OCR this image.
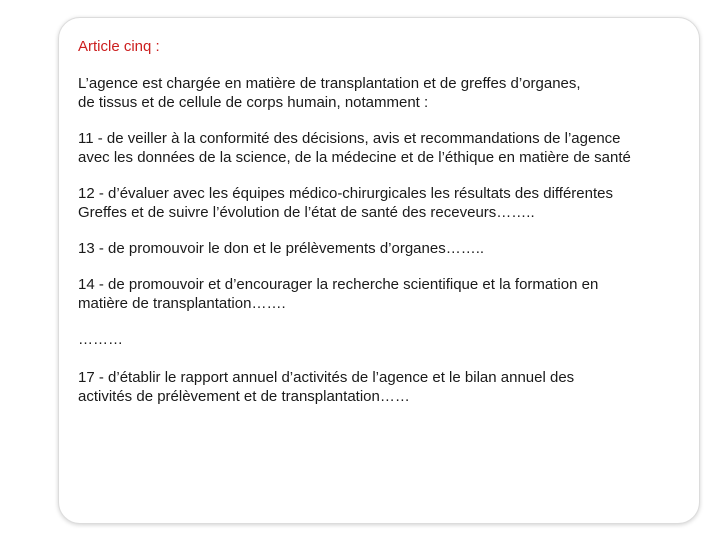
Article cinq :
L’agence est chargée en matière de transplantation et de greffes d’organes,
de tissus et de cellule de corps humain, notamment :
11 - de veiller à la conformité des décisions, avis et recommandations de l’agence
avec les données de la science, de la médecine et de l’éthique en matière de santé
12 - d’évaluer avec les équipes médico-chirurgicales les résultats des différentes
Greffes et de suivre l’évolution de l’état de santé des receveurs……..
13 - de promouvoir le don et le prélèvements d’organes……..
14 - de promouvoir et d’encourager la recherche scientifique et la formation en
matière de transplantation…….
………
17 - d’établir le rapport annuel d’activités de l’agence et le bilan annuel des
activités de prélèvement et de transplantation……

-*-

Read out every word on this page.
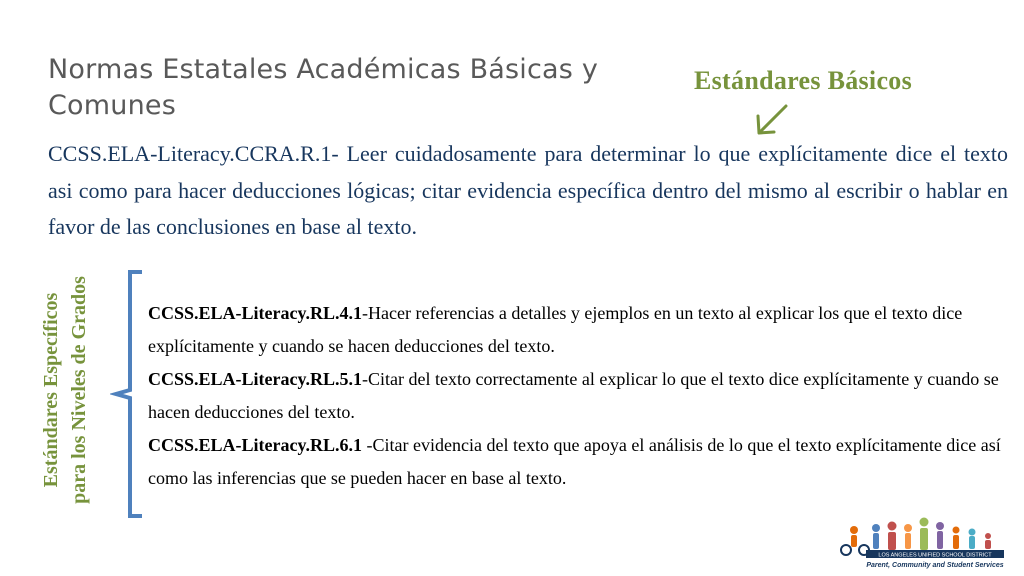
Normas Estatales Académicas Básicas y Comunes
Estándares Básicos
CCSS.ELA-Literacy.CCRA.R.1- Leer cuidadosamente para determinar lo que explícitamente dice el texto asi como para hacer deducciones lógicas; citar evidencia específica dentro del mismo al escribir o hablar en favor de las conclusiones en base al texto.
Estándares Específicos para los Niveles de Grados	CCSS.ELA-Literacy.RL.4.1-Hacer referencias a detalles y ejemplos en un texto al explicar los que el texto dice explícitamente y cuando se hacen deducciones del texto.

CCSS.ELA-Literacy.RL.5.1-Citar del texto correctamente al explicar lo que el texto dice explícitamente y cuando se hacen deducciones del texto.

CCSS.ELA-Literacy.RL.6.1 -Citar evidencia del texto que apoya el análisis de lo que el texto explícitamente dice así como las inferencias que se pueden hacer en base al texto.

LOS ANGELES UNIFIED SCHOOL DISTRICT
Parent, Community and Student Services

-*-

### WRITTEN TASK
Copy each line in the data that holds the word "cuando".

### EXPECTED ANSWER
Estándares Específicos para los Niveles de Grados	CCSS.ELA-Literacy.RL.4.1-Hacer referencias a detalles y ejemplos en un texto al explicar los que el texto dice explícitamente y cuando se hacen deducciones del texto.
CCSS.ELA-Literacy.RL.5.1-Citar del texto correctamente al explicar lo que el texto dice explícitamente y cuando se hacen deducciones del texto.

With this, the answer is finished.